§ AIM OF THE TASK: Below are some records. Pull every line that contains the word "Standard".

§ WORKING DATA:
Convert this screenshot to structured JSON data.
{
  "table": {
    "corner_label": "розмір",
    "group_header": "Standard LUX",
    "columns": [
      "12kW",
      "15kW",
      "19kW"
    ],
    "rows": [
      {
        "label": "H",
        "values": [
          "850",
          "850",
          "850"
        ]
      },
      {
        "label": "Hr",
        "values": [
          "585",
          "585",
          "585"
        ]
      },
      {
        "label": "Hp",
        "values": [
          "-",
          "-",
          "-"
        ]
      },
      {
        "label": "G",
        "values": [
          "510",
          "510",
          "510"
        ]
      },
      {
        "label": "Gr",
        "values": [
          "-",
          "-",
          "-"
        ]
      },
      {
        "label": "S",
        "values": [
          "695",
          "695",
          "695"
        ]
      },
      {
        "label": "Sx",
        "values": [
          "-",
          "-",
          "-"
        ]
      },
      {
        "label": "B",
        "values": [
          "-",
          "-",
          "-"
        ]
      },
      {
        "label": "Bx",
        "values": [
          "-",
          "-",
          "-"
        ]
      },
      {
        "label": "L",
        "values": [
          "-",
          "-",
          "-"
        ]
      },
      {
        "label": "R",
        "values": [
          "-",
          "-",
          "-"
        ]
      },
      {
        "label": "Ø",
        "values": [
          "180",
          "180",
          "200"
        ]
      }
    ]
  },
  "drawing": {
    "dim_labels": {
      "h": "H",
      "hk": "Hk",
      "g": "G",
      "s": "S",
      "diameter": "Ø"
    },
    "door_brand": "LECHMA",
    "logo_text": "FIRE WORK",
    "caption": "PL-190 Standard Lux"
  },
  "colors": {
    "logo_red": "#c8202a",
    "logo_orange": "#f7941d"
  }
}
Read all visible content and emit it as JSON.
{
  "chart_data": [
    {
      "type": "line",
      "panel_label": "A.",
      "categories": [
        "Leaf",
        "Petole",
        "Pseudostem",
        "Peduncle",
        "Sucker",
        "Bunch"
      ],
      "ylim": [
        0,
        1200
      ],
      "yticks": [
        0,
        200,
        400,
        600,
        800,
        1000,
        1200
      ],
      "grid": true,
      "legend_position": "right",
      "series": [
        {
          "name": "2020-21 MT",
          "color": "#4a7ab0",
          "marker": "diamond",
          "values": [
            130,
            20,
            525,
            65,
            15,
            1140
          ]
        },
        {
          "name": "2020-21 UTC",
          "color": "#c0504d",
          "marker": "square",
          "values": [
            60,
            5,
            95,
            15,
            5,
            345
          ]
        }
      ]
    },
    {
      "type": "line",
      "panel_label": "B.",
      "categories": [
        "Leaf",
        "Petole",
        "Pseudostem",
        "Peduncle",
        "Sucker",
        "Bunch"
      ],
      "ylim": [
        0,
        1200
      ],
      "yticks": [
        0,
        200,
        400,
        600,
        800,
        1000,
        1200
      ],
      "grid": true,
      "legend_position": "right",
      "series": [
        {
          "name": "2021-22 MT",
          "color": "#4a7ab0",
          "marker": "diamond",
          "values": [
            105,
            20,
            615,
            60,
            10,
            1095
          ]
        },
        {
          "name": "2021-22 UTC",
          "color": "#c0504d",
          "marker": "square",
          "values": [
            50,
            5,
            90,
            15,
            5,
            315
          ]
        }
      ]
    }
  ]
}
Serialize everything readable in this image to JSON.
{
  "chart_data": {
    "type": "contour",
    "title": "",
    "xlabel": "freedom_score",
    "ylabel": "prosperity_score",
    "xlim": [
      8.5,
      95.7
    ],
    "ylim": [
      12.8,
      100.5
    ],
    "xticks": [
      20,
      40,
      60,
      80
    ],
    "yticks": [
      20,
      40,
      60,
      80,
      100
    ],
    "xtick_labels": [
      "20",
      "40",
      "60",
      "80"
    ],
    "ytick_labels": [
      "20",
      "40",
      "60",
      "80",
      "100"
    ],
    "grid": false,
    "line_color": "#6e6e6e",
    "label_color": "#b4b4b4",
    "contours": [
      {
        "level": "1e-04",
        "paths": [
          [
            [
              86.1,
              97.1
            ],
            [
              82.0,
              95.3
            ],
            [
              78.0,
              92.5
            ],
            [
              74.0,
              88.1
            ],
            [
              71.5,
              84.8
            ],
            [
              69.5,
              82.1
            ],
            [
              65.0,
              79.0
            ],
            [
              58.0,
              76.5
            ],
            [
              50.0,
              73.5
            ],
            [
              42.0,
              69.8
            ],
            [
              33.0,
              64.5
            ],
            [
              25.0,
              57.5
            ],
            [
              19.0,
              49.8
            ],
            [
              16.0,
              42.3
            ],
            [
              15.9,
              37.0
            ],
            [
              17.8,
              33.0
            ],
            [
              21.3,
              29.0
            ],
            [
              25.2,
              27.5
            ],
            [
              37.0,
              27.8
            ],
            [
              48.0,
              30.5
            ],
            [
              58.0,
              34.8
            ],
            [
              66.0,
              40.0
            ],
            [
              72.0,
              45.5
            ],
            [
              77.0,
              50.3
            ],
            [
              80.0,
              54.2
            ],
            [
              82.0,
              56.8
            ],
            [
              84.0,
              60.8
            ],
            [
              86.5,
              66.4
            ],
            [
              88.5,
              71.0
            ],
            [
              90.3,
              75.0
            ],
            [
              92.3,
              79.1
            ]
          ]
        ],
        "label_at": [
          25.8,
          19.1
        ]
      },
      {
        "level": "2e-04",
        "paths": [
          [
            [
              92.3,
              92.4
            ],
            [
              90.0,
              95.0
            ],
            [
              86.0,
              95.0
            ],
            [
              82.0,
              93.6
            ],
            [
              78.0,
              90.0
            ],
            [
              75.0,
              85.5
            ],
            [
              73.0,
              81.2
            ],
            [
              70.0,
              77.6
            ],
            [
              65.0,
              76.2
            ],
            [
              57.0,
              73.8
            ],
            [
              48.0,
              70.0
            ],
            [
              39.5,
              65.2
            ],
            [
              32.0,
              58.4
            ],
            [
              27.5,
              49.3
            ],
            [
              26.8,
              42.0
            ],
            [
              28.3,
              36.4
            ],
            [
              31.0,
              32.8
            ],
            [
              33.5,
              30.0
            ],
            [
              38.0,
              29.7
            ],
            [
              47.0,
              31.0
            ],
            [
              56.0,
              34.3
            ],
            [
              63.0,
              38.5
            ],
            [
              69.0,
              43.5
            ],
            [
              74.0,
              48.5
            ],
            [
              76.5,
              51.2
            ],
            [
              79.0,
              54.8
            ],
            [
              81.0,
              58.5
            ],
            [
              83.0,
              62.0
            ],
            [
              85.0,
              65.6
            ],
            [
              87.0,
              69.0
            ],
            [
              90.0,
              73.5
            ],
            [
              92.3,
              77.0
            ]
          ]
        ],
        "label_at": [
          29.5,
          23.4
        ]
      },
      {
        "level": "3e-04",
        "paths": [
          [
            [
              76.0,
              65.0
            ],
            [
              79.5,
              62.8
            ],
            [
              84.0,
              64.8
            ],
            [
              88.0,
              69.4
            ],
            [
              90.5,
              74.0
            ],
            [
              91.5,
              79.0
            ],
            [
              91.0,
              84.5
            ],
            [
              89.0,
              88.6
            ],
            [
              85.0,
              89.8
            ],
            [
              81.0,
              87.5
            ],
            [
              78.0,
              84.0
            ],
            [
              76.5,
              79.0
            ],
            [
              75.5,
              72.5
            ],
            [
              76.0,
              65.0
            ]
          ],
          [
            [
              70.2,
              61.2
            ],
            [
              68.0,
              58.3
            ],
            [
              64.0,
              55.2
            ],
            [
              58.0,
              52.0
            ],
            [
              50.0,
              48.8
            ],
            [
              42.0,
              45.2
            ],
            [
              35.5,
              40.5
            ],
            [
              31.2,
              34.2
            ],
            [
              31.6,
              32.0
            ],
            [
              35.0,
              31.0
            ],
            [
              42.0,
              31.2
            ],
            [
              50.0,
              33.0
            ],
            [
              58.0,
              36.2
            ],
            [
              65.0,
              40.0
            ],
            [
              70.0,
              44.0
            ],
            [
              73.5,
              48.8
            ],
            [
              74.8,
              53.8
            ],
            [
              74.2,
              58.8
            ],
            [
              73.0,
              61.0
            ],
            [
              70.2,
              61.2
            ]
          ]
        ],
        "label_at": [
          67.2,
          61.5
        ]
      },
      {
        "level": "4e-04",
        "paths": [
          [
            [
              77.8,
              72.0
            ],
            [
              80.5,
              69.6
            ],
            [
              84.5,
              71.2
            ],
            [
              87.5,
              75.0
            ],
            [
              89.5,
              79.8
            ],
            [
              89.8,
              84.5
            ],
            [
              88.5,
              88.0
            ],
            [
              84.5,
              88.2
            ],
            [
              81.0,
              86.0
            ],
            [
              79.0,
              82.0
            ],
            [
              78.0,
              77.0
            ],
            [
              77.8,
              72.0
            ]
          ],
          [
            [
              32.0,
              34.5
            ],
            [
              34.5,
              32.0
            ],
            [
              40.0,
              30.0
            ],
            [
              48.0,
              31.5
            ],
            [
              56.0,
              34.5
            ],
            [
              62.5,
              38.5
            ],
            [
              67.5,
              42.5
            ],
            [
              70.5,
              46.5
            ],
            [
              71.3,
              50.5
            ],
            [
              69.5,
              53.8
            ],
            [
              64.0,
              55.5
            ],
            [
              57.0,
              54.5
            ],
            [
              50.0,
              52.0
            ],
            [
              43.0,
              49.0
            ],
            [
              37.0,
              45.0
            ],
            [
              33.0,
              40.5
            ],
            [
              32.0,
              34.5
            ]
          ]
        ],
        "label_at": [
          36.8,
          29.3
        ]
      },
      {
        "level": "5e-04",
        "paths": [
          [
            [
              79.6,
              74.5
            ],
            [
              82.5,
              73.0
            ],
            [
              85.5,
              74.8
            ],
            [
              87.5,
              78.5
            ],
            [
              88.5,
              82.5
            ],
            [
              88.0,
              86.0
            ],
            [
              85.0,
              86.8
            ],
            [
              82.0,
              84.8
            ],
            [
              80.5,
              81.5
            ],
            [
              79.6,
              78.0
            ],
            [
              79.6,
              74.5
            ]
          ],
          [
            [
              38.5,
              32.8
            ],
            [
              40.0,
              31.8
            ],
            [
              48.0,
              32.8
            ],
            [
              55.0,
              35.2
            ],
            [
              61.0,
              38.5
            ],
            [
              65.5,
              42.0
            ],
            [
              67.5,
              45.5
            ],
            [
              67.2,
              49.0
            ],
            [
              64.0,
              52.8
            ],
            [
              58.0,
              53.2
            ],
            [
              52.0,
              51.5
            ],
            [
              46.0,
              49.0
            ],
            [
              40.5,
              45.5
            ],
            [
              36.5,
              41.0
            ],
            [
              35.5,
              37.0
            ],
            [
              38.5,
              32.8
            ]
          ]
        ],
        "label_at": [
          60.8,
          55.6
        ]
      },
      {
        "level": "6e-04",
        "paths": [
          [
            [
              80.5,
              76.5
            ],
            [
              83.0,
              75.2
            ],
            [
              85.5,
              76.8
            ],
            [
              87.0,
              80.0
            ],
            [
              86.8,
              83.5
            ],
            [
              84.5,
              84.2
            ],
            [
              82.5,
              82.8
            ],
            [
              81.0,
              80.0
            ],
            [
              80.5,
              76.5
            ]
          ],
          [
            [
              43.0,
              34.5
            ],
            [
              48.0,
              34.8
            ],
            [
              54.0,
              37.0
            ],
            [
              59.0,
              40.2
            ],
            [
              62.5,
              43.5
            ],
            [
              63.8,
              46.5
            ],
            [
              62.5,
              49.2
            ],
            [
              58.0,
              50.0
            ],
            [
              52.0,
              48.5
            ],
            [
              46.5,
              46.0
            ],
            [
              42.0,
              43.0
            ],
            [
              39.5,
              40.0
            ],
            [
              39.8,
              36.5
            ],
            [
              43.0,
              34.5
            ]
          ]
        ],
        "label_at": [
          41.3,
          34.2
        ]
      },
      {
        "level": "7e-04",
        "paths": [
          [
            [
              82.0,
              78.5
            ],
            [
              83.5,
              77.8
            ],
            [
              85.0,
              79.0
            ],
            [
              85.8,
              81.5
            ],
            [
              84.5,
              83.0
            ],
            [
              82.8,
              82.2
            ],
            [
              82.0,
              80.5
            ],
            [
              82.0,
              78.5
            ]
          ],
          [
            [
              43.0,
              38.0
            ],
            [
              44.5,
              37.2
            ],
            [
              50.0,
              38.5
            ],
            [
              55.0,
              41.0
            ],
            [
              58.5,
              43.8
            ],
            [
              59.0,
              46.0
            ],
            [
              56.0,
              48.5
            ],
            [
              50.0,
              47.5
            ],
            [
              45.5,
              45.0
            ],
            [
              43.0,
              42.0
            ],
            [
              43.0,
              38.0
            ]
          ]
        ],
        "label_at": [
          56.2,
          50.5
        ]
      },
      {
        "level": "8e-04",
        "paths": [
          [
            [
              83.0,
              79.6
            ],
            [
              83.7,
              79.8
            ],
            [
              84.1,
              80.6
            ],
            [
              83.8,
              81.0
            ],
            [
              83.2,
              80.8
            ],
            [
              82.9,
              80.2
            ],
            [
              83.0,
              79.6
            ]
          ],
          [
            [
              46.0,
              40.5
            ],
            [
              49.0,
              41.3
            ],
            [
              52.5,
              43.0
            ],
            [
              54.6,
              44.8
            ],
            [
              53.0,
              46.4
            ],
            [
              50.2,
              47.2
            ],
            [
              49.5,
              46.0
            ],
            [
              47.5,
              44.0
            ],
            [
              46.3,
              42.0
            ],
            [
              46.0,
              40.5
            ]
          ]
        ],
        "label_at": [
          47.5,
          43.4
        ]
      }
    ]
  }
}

§ SOLUTION BELOW:
    "group_header": "Standard LUX",
    "caption": "PL-190 Standard Lux"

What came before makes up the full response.